> BRIEF A
Transcribe the part of the COVID-19 modeling article that opens with the words containing "The Center for" and closes with "relevant and useful.".
> BRIEF B
According to the COVID-19 modeling article, approximately how many cases were in the hospital in the St. Louis region on May 1?
> BRIEF C
Translate this sentence from the COVID-19 modeling article into Spanish: "Such local modeling is useful when epidemic conditions differ markedly from the larger average."

Written by Elvin Geng, MD, MPH, professor in the Division of Infectious Diseases at the WashU School of Medicine and director of Center for Dissemination & Implementation at the Institute for Public Health
The end of shelter-in-place policies in Missouri has led to a new wave of uncertainty about the future: Will the epidemic get worse? If so, how quickly? And if it gets worse, how quickly will we know and how bad will it get?
LEMMA is a simple compartmental model using an Approximately Bayesian Computation approach to the COVID-19 epidemic. Unlike other prominent and highly sophisticated models, LEMMA is able to accept locally relevant information about the population, interventions and other information — and thereby give projections tailored to a particular region or area. Such local modeling is useful when epidemic conditions differ markedly from the larger average.
The Center for Dissemination and Implementation is dedicated to advancing the use of evidence-based interventions in public health and clinical practice. Creating tools to enable adaptations and tailoring to context is an important approach to making scientific findings relevant and useful.
Over the last month, the LEMMA model has been used by both local health systems and public health authorities to understand the epidemic trajectory to date in the St. Louis region. We’ve learned several things.
First, these analyses suggest that the St. Louis region has undoubtedly flattened the curve. Early in March, the reproductive number was around three (3), if the pace of had been carried forward without change, by May 1, this reproductive number would have yielded a total of hundreds of thousands of active cases, with tens of thousands in the hospital. Instead, on May 1, we had approximately 600 cases in the hospital in the region.
The numbers 600 and 10,000 seem inconceivably far apart until we consider that epidemics grow on an exponential scale. For 600 to grow to 10,000 is less than four doubling cycles (which with COVID19 in early March would scarcely have taken three-weeks). While the tragedy of the last weeks should not be understated (including unacceptable obvious racial disparities), delayed or absent social distancing policies would have led to far worse outcomes.
Even though we can be applauded as a community for flattening the curve, the present reproductive number is still precariously near the epidemic threshold of one – and this has consequences. If after lifting of social distancing, the number rises to greater than one, and each infected individual gives rise to more than one additional infected person, the epidemic will expand, and possibly do so rapidly because growth happens on an exponential scale.

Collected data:
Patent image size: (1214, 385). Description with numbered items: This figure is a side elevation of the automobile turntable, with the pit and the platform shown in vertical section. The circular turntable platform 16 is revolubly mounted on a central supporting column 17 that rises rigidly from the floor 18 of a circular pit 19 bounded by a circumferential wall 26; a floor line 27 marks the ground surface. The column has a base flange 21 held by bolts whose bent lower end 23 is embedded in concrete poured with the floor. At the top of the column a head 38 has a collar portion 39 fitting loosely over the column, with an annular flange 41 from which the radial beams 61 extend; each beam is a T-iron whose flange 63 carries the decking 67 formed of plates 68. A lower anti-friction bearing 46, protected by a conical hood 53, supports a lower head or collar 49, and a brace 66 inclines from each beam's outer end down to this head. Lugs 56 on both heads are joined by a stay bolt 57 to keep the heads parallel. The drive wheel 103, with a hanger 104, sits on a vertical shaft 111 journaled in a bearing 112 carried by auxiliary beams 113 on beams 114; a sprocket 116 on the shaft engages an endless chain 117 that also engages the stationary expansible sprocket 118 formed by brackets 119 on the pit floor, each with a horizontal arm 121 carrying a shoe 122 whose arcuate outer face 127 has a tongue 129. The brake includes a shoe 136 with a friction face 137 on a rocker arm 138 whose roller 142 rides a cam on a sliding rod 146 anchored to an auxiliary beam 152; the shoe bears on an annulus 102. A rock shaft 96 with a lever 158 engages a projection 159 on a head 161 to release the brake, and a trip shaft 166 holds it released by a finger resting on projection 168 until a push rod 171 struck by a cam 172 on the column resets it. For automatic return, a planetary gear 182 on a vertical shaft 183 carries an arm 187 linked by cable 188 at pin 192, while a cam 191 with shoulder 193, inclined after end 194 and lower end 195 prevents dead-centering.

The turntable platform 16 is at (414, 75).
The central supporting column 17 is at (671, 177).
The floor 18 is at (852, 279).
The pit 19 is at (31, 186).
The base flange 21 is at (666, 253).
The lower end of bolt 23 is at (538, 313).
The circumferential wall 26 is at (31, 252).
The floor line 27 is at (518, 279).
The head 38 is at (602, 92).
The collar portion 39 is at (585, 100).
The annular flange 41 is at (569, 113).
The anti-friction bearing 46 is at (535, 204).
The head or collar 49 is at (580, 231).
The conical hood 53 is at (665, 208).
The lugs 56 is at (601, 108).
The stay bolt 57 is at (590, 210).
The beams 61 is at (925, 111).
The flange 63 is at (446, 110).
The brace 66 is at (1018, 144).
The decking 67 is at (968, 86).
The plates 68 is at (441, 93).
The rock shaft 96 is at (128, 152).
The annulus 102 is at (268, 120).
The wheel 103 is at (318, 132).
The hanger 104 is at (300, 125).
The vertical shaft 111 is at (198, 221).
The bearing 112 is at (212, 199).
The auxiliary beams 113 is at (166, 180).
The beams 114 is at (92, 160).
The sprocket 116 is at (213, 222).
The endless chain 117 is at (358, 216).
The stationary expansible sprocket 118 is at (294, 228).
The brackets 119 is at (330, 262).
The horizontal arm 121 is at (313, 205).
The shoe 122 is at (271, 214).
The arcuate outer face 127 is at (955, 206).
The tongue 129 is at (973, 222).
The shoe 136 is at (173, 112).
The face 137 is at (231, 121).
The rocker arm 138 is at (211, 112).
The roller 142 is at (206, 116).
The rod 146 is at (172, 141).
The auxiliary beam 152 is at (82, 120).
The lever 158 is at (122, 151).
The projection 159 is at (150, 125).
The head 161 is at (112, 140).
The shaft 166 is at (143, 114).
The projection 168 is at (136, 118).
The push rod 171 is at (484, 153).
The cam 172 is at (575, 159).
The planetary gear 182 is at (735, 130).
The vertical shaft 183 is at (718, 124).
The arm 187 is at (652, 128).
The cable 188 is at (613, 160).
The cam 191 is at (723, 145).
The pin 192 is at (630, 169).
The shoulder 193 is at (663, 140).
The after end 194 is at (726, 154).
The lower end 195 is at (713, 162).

> EXPECTED ANSWER A
The Center for Dissemination and Implementation is dedicated to advancing the use of evidence-based interventions in public health and clinical practice. Creating tools to enable adaptations and tailoring to context is an important approach to making scientific findings relevant and useful.

> EXPECTED ANSWER B
Approximately 600 cases.

> EXPECTED ANSWER C
Este tipo de modelado local es útil cuando las condiciones epidémicas difieren marcadamente del promedio más amplio.